## START Selected excerpt

A one percent difference may not seem like much, but the massive build-up in federal debt during 2009 and after has long-term consequences.  When the economy grows at 3 percent per year the living standards of the young are twice that of their parents.  But when the economy grows at only 2 percent it takes two generations before living standards double. Slow economic growth can result in a “lost generation.”

As we enter the last quarter of this year economic and financial market indicators suggest my concerns may be unwarranted. Labor market conditions are improving, bond prices indicate low inflation expectations, and stock prices reflect relatively high expectations for earnings growth. I may have missed something.

At 5.9 percent, the U.S. unemployment rate is now in the range (4 – 6 percent) that many economists consider normal. There is always some unemployment as new businesses start and old close, leading to displacement of some workers. A five percent rate seems normal.

However, when you couple a declining unemployment rate with a declining labor force participation rate the situation is less promising. The percentage of U.S. adults in the workforce has declined from 66 percent in 2007 to less than 63 percent today. In the last seven years only 1 million new jobs have been created despite an increase in population of nearly 18 million.[2]

There also doesn’t seem to be an inflation problem. Interest rates on U.S. Treasury bills, notes, and bonds remain well below historical levels. The yield spread, or difference between rates on short-term and long-term U.S. debt, predicts relatively low inflation for the next decade. [3]

Meanwhile, stock prices as measured by the Dow Jones Industrial Average are 20 percent above the highs reached in 2007, and stock valuations are above historical averages. Higher stock valuations indicate expectations for faster economic growth.

These financial market indicators are just as misleading as the low unemployment rate.  Low interest rates are the result of financial repression on the part of monetary officials and U.S. stock prices are additionally supported by higher than average capital flows from foreign investors.

Financial repression occurs when government authorities channel funds from one area of the economy to another, often the government’s own debt. Since 2008, large purchases by the Federal Reserve and increasing federal government debt have suppressed risk measures in the stock market and created a high level of uncertainty in the overall economy.

## END Selected excerpt
## START Raw data

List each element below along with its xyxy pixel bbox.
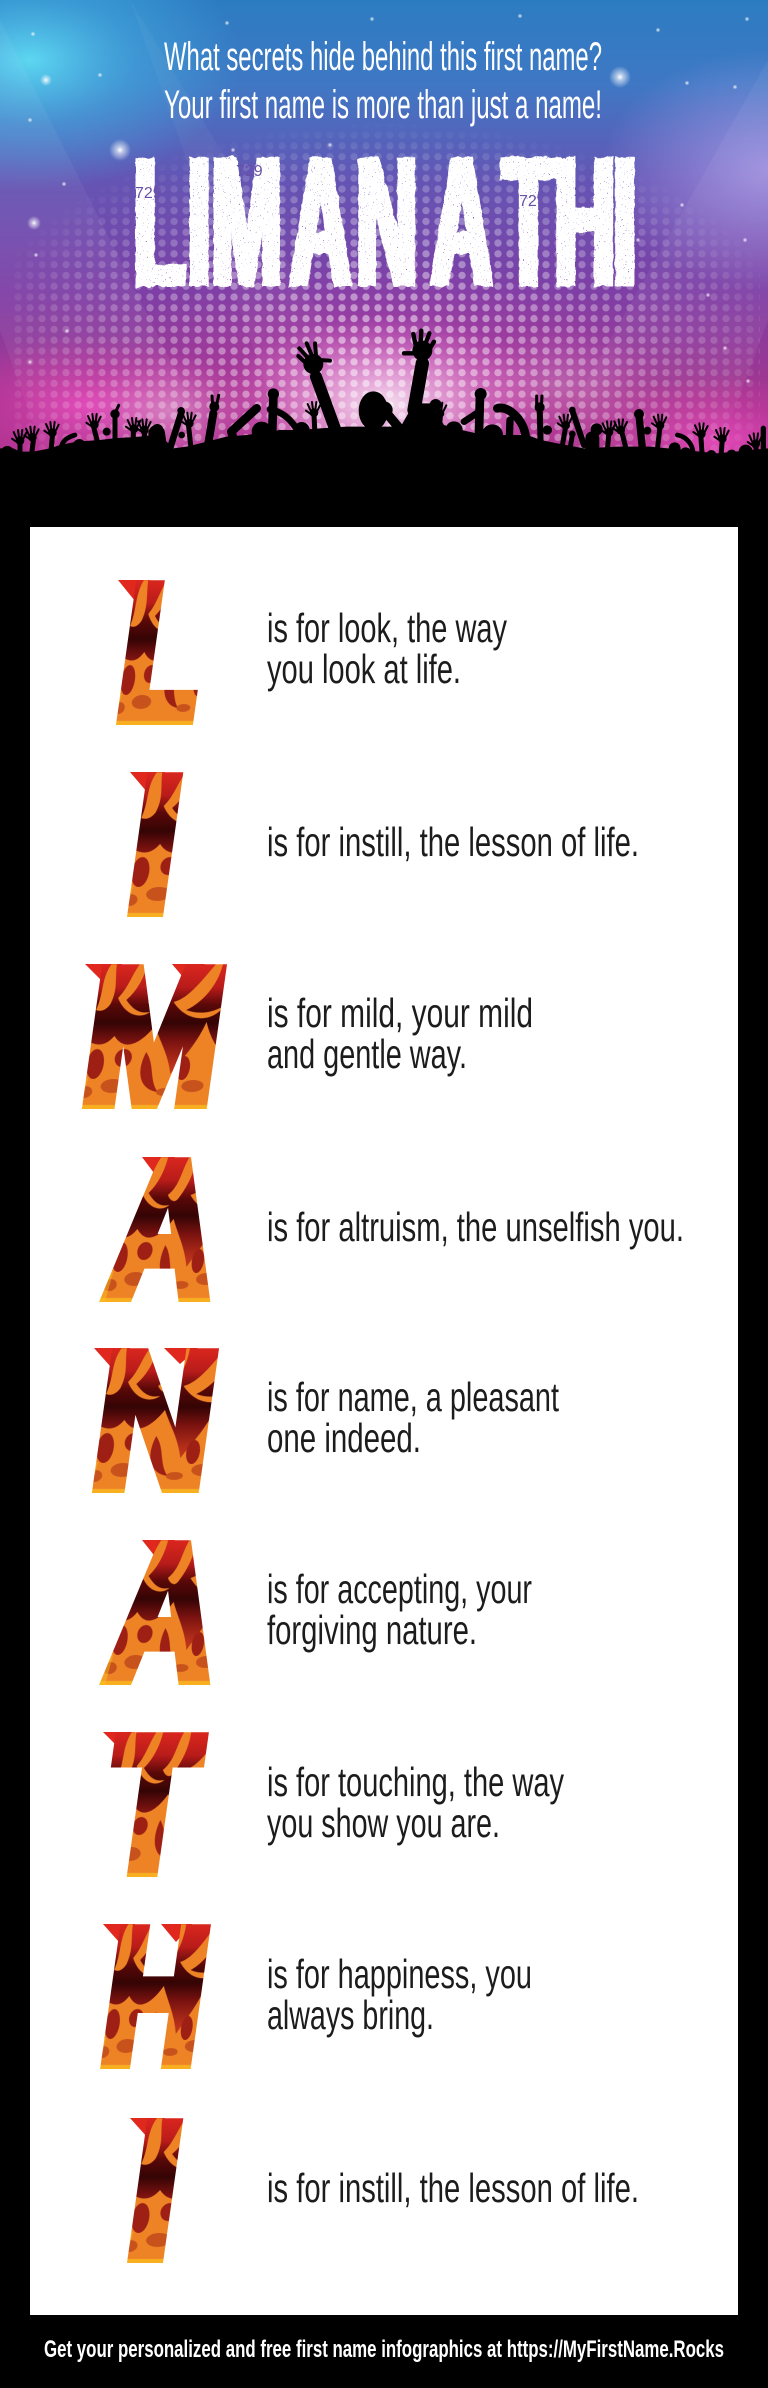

## END Raw data

- Objectives -
[a] According to the text on U.S. economic growth, what percentage of U.S. adults were in the workforce in 2007?
[b] Decide whether each statement agrees with the text on U.S. economic growth, answering yes or no and quoting the words of the text that settle it: (i) The U.S. unemployment rate stands at 5.9 percent. (ii) Stock prices measured by the Dow Jones Industrial Average are below their 2007 highs. (iii) About 18 million new jobs were created in the last seven years.
[c] From the text on U.S. economic growth, quote the part that opens with the words containing "There also doesn’t" and closes with "from foreign investors.".
The lines have nothing to do with the text on U.S. economic growth.

- Solutions to the tasks -
[a] 66 percent.

[b]
(i) Yes: "At 5.9 percent, the U.S. unemployment rate is now in the range (4 – 6 percent) that many economists consider normal."
(ii) No: "stock prices as measured by the Dow Jones Industrial Average are 20 percent above the highs reached in 2007"
(iii) No: "In the last seven years only 1 million new jobs have been created despite an increase in population of nearly 18 million."

[c]
There also doesn’t seem to be an inflation problem. Interest rates on U.S. Treasury bills, notes, and bonds remain well below historical levels. The yield spread, or difference between rates on short-term and long-term U.S. debt, predicts relatively low inflation for the next decade. [3]

Meanwhile, stock prices as measured by the Dow Jones Industrial Average are 20 percent above the highs reached in 2007, and stock valuations are above historical averages. Higher stock valuations indicate expectations for faster economic growth.

These financial market indicators are just as misleading as the low unemployment rate.  Low interest rates are the result of financial repression on the part of monetary officials and U.S. stock prices are additionally supported by higher than average capital flows from foreign investors.